⟨

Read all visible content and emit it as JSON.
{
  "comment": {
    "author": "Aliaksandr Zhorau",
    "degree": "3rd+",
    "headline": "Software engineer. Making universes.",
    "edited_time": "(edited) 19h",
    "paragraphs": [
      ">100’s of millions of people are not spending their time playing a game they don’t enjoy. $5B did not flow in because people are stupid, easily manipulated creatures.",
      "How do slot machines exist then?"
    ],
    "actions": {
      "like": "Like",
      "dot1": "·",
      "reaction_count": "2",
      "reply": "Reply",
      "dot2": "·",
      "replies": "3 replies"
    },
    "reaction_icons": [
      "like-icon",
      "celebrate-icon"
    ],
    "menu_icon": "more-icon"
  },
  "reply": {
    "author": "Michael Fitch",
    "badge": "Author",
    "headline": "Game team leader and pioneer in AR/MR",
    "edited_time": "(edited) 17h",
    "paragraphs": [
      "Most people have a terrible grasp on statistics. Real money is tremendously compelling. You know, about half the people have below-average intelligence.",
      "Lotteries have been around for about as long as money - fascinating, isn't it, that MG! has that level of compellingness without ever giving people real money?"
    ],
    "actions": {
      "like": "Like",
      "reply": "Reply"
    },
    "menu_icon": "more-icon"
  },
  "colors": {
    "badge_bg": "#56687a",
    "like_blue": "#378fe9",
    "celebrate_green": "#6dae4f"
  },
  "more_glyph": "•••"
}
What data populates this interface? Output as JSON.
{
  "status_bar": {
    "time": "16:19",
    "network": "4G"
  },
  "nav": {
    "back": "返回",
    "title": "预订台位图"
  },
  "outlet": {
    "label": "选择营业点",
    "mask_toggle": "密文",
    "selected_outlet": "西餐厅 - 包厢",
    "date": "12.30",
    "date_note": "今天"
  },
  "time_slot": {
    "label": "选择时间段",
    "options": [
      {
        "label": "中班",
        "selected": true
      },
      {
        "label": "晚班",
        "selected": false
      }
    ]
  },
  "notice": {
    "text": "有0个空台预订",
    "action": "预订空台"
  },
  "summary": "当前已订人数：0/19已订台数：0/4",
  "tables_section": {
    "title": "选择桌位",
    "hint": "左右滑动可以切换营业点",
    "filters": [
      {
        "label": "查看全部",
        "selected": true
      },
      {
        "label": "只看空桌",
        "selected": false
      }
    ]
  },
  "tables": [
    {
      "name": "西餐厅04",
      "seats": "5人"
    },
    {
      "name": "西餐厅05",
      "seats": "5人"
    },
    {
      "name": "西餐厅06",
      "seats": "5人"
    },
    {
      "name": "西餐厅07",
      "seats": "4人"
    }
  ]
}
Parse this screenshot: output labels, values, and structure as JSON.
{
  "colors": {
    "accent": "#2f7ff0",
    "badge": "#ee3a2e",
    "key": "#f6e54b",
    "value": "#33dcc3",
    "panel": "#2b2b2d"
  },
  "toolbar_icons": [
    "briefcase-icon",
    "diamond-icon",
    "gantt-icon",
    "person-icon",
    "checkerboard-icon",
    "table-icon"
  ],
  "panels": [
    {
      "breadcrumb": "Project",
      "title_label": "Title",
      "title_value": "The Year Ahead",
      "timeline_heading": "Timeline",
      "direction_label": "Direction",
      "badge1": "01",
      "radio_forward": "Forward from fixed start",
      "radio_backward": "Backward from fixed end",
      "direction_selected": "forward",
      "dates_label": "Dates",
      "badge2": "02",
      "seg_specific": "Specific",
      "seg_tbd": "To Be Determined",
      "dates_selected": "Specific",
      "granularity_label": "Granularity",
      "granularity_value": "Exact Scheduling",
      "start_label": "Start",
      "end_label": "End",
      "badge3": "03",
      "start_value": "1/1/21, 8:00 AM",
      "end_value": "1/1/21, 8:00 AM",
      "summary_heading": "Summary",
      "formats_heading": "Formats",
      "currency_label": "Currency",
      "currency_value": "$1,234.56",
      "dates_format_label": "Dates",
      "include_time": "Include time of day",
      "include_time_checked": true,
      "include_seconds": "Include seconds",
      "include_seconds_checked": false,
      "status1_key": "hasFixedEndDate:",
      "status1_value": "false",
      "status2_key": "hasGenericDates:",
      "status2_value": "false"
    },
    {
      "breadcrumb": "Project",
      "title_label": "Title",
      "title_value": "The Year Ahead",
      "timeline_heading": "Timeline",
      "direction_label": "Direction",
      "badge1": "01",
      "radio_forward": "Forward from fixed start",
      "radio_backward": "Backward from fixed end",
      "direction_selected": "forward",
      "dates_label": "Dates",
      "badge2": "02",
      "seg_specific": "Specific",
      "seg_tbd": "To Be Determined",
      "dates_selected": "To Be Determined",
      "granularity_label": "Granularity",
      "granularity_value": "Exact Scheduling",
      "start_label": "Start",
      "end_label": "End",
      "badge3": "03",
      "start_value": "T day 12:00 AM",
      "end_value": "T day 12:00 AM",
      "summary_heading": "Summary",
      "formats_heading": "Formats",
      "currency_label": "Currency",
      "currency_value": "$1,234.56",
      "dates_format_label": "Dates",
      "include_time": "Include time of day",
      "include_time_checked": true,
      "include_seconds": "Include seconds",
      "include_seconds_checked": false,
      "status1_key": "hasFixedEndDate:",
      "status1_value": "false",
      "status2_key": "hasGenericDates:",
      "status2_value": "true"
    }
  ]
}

⟩

Write out every entry again, keeping each line exactly the same.

*Solution to the exercise*.
Read all visible content and emit it as JSON.
{
  "comment": {
    "author": "Aliaksandr Zhorau",
    "degree": "3rd+",
    "headline": "Software engineer. Making universes.",
    "edited_time": "(edited) 19h",
    "paragraphs": [
      ">100’s of millions of people are not spending their time playing a game they don’t enjoy. $5B did not flow in because people are stupid, easily manipulated creatures.",
      "How do slot machines exist then?"
    ],
    "actions": {
      "like": "Like",
      "dot1": "·",
      "reaction_count": "2",
      "reply": "Reply",
      "dot2": "·",
      "replies": "3 replies"
    },
    "reaction_icons": [
      "like-icon",
      "celebrate-icon"
    ],
    "menu_icon": "more-icon"
  },
  "reply": {
    "author": "Michael Fitch",
    "badge": "Author",
    "headline": "Game team leader and pioneer in AR/MR",
    "edited_time": "(edited) 17h",
    "paragraphs": [
      "Most people have a terrible grasp on statistics. Real money is tremendously compelling. You know, about half the people have below-average intelligence.",
      "Lotteries have been around for about as long as money - fascinating, isn't it, that MG! has that level of compellingness without ever giving people real money?"
    ],
    "actions": {
      "like": "Like",
      "reply": "Reply"
    },
    "menu_icon": "more-icon"
  },
  "colors": {
    "badge_bg": "#56687a",
    "like_blue": "#378fe9",
    "celebrate_green": "#6dae4f"
  },
  "more_glyph": "•••"
}
What data populates this interface? Output as JSON.
{
  "status_bar": {
    "time": "16:19",
    "network": "4G"
  },
  "nav": {
    "back": "返回",
    "title": "预订台位图"
  },
  "outlet": {
    "label": "选择营业点",
    "mask_toggle": "密文",
    "selected_outlet": "西餐厅 - 包厢",
    "date": "12.30",
    "date_note": "今天"
  },
  "time_slot": {
    "label": "选择时间段",
    "options": [
      {
        "label": "中班",
        "selected": true
      },
      {
        "label": "晚班",
        "selected": false
      }
    ]
  },
  "notice": {
    "text": "有0个空台预订",
    "action": "预订空台"
  },
  "summary": "当前已订人数：0/19已订台数：0/4",
  "tables_section": {
    "title": "选择桌位",
    "hint": "左右滑动可以切换营业点",
    "filters": [
      {
        "label": "查看全部",
        "selected": true
      },
      {
        "label": "只看空桌",
        "selected": false
      }
    ]
  },
  "tables": [
    {
      "name": "西餐厅04",
      "seats": "5人"
    },
    {
      "name": "西餐厅05",
      "seats": "5人"
    },
    {
      "name": "西餐厅06",
      "seats": "5人"
    },
    {
      "name": "西餐厅07",
      "seats": "4人"
    }
  ]
}
Parse this screenshot: output labels, values, and structure as JSON.
{
  "colors": {
    "accent": "#2f7ff0",
    "badge": "#ee3a2e",
    "key": "#f6e54b",
    "value": "#33dcc3",
    "panel": "#2b2b2d"
  },
  "toolbar_icons": [
    "briefcase-icon",
    "diamond-icon",
    "gantt-icon",
    "person-icon",
    "checkerboard-icon",
    "table-icon"
  ],
  "panels": [
    {
      "breadcrumb": "Project",
      "title_label": "Title",
      "title_value": "The Year Ahead",
      "timeline_heading": "Timeline",
      "direction_label": "Direction",
      "badge1": "01",
      "radio_forward": "Forward from fixed start",
      "radio_backward": "Backward from fixed end",
      "direction_selected": "forward",
      "dates_label": "Dates",
      "badge2": "02",
      "seg_specific": "Specific",
      "seg_tbd": "To Be Determined",
      "dates_selected": "Specific",
      "granularity_label": "Granularity",
      "granularity_value": "Exact Scheduling",
      "start_label": "Start",
      "end_label": "End",
      "badge3": "03",
      "start_value": "1/1/21, 8:00 AM",
      "end_value": "1/1/21, 8:00 AM",
      "summary_heading": "Summary",
      "formats_heading": "Formats",
      "currency_label": "Currency",
      "currency_value": "$1,234.56",
      "dates_format_label": "Dates",
      "include_time": "Include time of day",
      "include_time_checked": true,
      "include_seconds": "Include seconds",
      "include_seconds_checked": false,
      "status1_key": "hasFixedEndDate:",
      "status1_value": "false",
      "status2_key": "hasGenericDates:",
      "status2_value": "false"
    },
    {
      "breadcrumb": "Project",
      "title_label": "Title",
      "title_value": "The Year Ahead",
      "timeline_heading": "Timeline",
      "direction_label": "Direction",
      "badge1": "01",
      "radio_forward": "Forward from fixed start",
      "radio_backward": "Backward from fixed end",
      "direction_selected": "forward",
      "dates_label": "Dates",
      "badge2": "02",
      "seg_specific": "Specific",
      "seg_tbd": "To Be Determined",
      "dates_selected": "To Be Determined",
      "granularity_label": "Granularity",
      "granularity_value": "Exact Scheduling",
      "start_label": "Start",
      "end_label": "End",
      "badge3": "03",
      "start_value": "T day 12:00 AM",
      "end_value": "T day 12:00 AM",
      "summary_heading": "Summary",
      "formats_heading": "Formats",
      "currency_label": "Currency",
      "currency_value": "$1,234.56",
      "dates_format_label": "Dates",
      "include_time": "Include time of day",
      "include_time_checked": true,
      "include_seconds": "Include seconds",
      "include_seconds_checked": false,
      "status1_key": "hasFixedEndDate:",
      "status1_value": "false",
      "status2_key": "hasGenericDates:",
      "status2_value": "true"
    }
  ]
}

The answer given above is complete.